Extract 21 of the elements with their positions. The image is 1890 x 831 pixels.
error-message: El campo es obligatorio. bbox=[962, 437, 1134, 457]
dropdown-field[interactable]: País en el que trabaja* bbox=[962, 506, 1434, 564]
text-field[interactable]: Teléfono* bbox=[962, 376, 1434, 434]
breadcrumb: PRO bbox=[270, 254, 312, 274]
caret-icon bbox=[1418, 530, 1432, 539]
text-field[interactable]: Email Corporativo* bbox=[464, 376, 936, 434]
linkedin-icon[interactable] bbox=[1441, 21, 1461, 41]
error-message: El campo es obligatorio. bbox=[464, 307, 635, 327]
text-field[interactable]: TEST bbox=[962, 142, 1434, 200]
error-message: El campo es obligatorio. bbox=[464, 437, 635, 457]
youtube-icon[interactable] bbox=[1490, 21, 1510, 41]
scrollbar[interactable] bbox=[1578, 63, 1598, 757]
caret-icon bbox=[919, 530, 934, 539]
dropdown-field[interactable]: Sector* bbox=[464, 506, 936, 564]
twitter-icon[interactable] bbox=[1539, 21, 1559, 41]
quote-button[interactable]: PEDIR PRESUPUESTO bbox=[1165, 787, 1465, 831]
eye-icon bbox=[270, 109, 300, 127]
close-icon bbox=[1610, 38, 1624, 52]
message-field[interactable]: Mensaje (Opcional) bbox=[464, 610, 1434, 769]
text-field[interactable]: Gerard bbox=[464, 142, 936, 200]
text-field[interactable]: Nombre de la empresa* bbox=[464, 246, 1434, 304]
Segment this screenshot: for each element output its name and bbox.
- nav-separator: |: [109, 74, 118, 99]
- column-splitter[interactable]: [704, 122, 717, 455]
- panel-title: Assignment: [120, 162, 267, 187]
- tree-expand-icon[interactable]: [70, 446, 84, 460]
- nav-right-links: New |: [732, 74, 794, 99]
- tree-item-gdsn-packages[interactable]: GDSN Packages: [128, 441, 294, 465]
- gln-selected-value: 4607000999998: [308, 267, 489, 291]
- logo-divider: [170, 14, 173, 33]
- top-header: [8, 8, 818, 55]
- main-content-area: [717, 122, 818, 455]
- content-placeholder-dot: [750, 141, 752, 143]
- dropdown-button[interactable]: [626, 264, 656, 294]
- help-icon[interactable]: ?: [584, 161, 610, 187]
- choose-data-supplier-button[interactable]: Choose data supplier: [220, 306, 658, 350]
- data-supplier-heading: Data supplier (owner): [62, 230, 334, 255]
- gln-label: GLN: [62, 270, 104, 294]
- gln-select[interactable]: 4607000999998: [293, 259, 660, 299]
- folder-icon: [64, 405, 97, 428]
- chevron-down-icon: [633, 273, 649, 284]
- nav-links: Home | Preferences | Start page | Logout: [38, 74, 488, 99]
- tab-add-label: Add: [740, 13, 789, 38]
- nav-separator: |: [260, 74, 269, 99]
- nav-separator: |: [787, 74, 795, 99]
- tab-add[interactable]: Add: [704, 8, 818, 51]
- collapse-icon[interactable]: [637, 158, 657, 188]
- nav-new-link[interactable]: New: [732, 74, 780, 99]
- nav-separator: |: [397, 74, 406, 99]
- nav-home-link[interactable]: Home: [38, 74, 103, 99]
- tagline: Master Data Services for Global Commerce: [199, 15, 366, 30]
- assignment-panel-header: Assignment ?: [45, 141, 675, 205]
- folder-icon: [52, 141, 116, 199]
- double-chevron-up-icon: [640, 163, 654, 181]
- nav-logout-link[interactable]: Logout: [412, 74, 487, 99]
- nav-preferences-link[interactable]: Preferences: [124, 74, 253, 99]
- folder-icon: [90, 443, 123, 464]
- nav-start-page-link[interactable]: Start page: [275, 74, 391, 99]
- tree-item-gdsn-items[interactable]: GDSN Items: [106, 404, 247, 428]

● ● ● ● ●

= Exercise goal =
Convert the lines from the start of the rows through the line containing "text-field[interactable]: Teléfono* bbox=[962, 376, 1434, 434]", inclusive, into a Markdown table with the columns Number and Entry, leaving out any blank lines.

= Expected answer =
| Number | Entry |
|---|---|
| 1 | Extract 21 of the elements with their positions. The image is 1890 x 831 pixels. |
| 2 | error-message: El campo es obligatorio. bbox=[962, 437, 1134, 457] |
| 3 | dropdown-field[interactable]: País en el que trabaja* bbox=[962, 506, 1434, 564] |
| 4 | text-field[interactable]: Teléfono* bbox=[962, 376, 1434, 434] |